■ CHALLENGE ■
Work out the number of lines in the records that include the word "IMPUTADOS"; reply with that number alone.

Records from a collection of figures
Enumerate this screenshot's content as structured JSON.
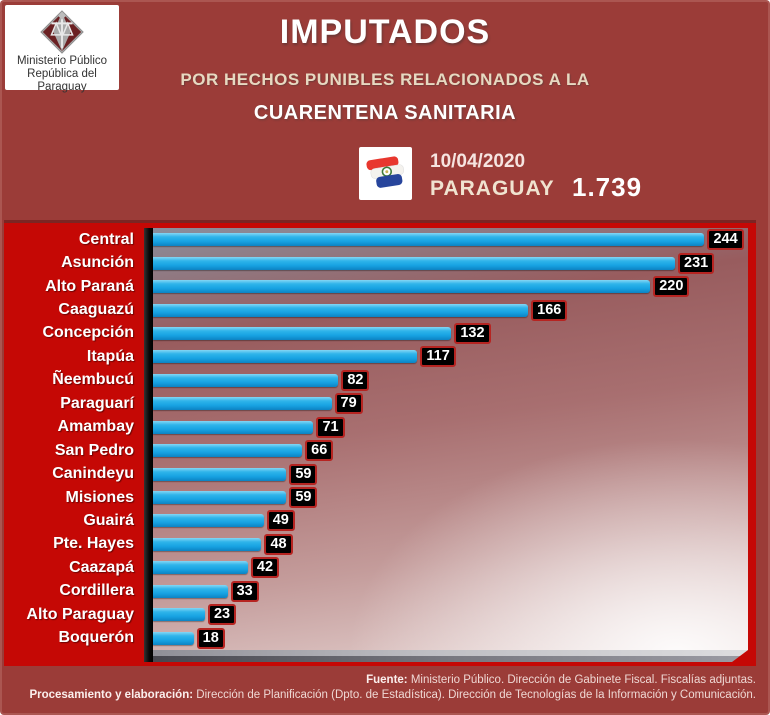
{
  "header": {
    "logo_line1": "Ministerio Público",
    "logo_line2": "República del Paraguay",
    "title": "IMPUTADOS",
    "subtitle1": "POR HECHOS PUNIBLES RELACIONADOS A LA",
    "subtitle2": "CUARENTENA SANITARIA",
    "date": "10/04/2020",
    "country_label": "PARAGUAY",
    "total": "1.739"
  },
  "chart_data": {
    "type": "bar",
    "orientation": "horizontal",
    "title": "IMPUTADOS POR HECHOS PUNIBLES RELACIONADOS A LA CUARENTENA SANITARIA",
    "date": "10/04/2020",
    "region_total_label": "PARAGUAY",
    "region_total": 1739,
    "categories": [
      "Central",
      "Asunción",
      "Alto Paraná",
      "Caaguazú",
      "Concepción",
      "Itapúa",
      "Ñeembucú",
      "Paraguarí",
      "Amambay",
      "San Pedro",
      "Canindeyu",
      "Misiones",
      "Guairá",
      "Pte. Hayes",
      "Caazapá",
      "Cordillera",
      "Alto Paraguay",
      "Boquerón"
    ],
    "values": [
      244,
      231,
      220,
      166,
      132,
      117,
      82,
      79,
      71,
      66,
      59,
      59,
      49,
      48,
      42,
      33,
      23,
      18
    ],
    "xlim": [
      0,
      260
    ],
    "grid": false,
    "legend": false,
    "value_labels": "end-of-bar, white on black box",
    "bar_color": "#1EA7E0",
    "value_label_bg": "#000000"
  },
  "footer": {
    "source_label": "Fuente:",
    "source_text": " Ministerio Público. Dirección de Gabinete Fiscal. Fiscalías adjuntas.",
    "processing_label": "Procesamiento y elaboración:",
    "processing_text": " Dirección de Planificación (Dpto. de Estadística). Dirección de Tecnologías de la Información y Comunicación."
  },
  "icons": {
    "ministry_logo": "scales-of-justice-diamond",
    "flag": "paraguay-flag"
  },
  "colors": {
    "background_maroon": "#9B3C38",
    "chart_frame_red": "#C50805",
    "bar_cyan": "#1EA7E0",
    "axis_black": "#000000",
    "subtitle_cream": "#E7D9C1",
    "title_white": "#FFFFFF"
  }
}
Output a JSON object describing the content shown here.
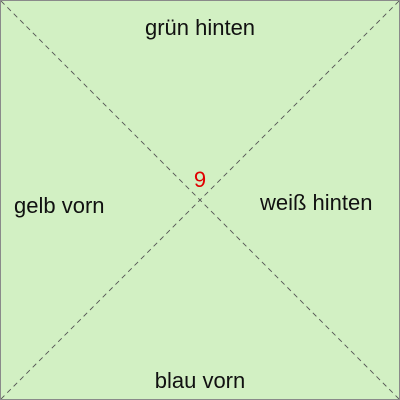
{
  "labels": {
    "top": "grün hinten",
    "left": "gelb vorn",
    "right": "weiß hinten",
    "bottom": "blau vorn"
  },
  "center": {
    "number": "9"
  },
  "colors": {
    "background": "#d2f0c3",
    "border": "#8a8a8a",
    "diagonal": "#555555",
    "text": "#111111",
    "number": "#e00000"
  }
}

■ CORRECT OUTPUT ■
2